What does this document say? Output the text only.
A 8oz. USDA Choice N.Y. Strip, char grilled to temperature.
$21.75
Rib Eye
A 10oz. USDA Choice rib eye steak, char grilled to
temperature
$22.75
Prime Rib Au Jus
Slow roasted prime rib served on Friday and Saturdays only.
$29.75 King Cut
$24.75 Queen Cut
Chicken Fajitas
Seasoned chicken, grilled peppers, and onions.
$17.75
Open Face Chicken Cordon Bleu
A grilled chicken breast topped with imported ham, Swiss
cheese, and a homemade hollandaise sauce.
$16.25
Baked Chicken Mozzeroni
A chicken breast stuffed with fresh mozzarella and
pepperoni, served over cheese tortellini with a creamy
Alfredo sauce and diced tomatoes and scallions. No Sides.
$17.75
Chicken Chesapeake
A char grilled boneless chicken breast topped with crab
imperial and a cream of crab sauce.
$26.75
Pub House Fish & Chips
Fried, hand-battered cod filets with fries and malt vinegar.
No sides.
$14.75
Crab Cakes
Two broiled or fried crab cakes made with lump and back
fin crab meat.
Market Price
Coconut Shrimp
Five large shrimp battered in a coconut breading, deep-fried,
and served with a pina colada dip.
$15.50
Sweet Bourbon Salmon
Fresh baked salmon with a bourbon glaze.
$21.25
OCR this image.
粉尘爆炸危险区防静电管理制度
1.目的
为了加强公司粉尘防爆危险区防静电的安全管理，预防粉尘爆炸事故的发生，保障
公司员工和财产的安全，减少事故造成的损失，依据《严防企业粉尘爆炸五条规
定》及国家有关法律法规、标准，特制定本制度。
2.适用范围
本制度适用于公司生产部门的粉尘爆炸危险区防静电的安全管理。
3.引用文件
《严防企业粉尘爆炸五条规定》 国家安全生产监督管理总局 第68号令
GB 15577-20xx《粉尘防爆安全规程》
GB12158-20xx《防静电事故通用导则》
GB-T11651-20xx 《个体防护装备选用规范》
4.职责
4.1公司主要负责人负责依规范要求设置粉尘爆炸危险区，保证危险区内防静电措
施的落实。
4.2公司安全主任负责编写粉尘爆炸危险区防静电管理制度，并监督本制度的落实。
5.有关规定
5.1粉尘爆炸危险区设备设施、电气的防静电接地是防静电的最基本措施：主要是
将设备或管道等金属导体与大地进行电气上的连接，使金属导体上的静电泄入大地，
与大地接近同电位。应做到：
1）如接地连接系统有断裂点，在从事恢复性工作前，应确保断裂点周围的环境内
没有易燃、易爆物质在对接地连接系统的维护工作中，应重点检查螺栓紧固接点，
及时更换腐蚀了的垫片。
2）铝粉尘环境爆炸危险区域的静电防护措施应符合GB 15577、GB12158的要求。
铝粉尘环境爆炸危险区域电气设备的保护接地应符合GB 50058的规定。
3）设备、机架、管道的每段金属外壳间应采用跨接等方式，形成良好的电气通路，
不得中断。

* * *

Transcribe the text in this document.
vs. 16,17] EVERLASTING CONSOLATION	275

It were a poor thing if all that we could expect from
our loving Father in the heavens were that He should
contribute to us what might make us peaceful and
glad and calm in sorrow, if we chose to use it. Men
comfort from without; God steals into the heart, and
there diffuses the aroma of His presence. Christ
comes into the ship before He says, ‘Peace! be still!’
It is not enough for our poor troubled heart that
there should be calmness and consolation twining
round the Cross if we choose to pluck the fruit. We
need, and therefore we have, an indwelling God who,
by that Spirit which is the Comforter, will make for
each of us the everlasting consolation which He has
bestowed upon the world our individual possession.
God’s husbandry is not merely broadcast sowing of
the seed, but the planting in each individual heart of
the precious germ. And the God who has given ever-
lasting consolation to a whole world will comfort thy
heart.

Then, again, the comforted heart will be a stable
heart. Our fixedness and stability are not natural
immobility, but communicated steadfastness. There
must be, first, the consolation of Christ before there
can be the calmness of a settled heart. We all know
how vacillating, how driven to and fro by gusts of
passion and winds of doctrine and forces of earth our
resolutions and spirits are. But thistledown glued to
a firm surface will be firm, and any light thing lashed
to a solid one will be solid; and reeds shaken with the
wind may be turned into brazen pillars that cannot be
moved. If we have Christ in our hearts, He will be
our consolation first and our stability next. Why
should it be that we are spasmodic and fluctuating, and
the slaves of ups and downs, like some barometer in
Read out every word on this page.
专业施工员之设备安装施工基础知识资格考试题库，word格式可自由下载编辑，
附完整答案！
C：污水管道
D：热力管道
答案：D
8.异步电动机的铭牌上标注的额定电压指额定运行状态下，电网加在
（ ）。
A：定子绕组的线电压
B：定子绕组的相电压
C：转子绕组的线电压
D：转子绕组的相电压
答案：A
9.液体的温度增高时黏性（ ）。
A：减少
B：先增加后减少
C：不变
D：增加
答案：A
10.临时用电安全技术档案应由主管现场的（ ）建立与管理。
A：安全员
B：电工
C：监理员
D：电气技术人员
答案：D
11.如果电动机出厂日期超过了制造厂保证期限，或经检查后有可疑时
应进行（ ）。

---

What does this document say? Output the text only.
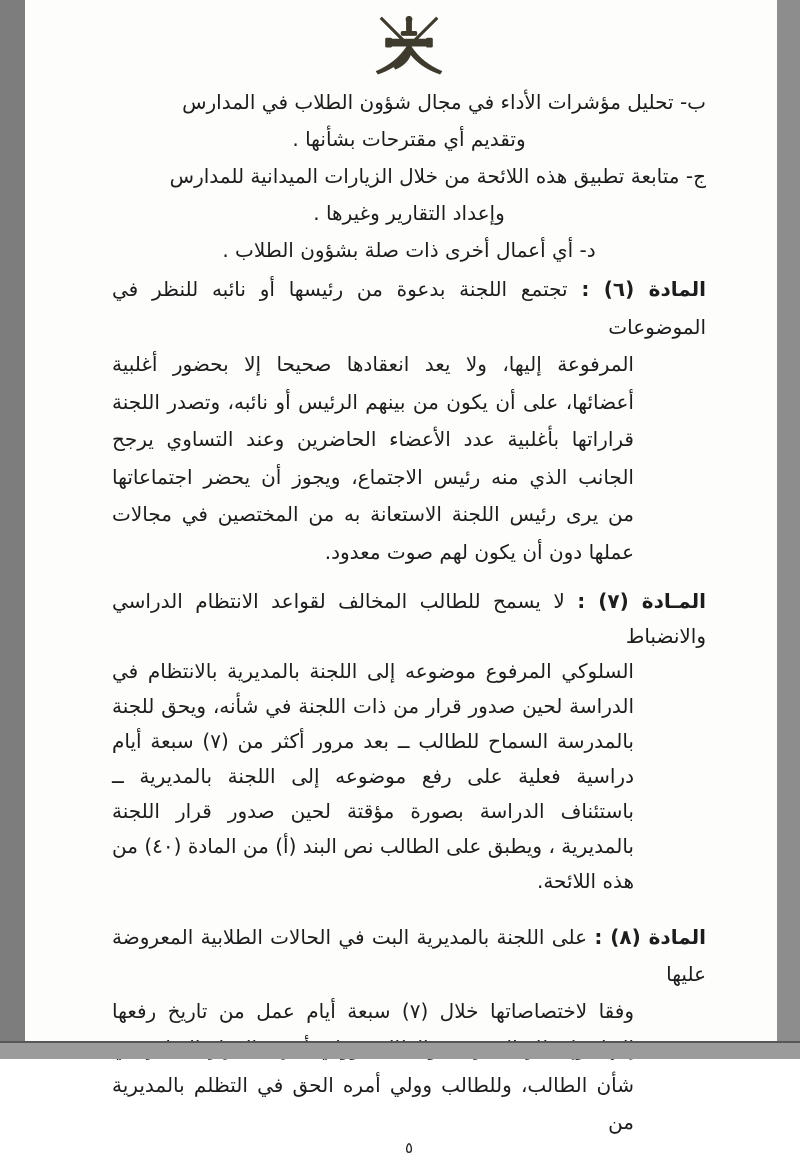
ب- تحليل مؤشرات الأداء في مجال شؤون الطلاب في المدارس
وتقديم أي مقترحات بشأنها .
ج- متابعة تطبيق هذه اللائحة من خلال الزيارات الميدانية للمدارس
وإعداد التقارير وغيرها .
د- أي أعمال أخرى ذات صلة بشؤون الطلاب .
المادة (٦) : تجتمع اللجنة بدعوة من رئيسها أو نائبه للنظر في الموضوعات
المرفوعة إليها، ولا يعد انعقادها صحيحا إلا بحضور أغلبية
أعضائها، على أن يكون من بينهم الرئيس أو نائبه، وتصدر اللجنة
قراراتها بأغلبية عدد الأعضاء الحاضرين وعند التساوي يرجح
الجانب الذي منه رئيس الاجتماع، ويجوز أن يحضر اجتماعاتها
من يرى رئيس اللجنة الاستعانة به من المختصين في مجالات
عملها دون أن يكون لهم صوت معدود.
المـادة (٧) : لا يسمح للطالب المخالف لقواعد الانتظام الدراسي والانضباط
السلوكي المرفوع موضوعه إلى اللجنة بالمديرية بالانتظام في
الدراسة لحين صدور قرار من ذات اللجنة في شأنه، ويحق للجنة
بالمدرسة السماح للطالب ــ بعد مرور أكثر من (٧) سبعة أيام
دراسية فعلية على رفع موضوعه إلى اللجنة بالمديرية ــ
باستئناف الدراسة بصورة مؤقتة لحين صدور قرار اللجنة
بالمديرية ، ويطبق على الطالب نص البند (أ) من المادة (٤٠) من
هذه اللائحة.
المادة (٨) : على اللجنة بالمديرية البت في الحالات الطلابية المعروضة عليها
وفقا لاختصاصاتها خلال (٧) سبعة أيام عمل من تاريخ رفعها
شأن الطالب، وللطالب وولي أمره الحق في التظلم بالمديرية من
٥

_Description of the task_
Pull out every line in the material above where "sauce" occurs.

_Reply to the task_
cheese, and a homemade hollandaise sauce.
Alfredo sauce and diced tomatoes and scallions. No Sides.
imperial and a cream of crab sauce.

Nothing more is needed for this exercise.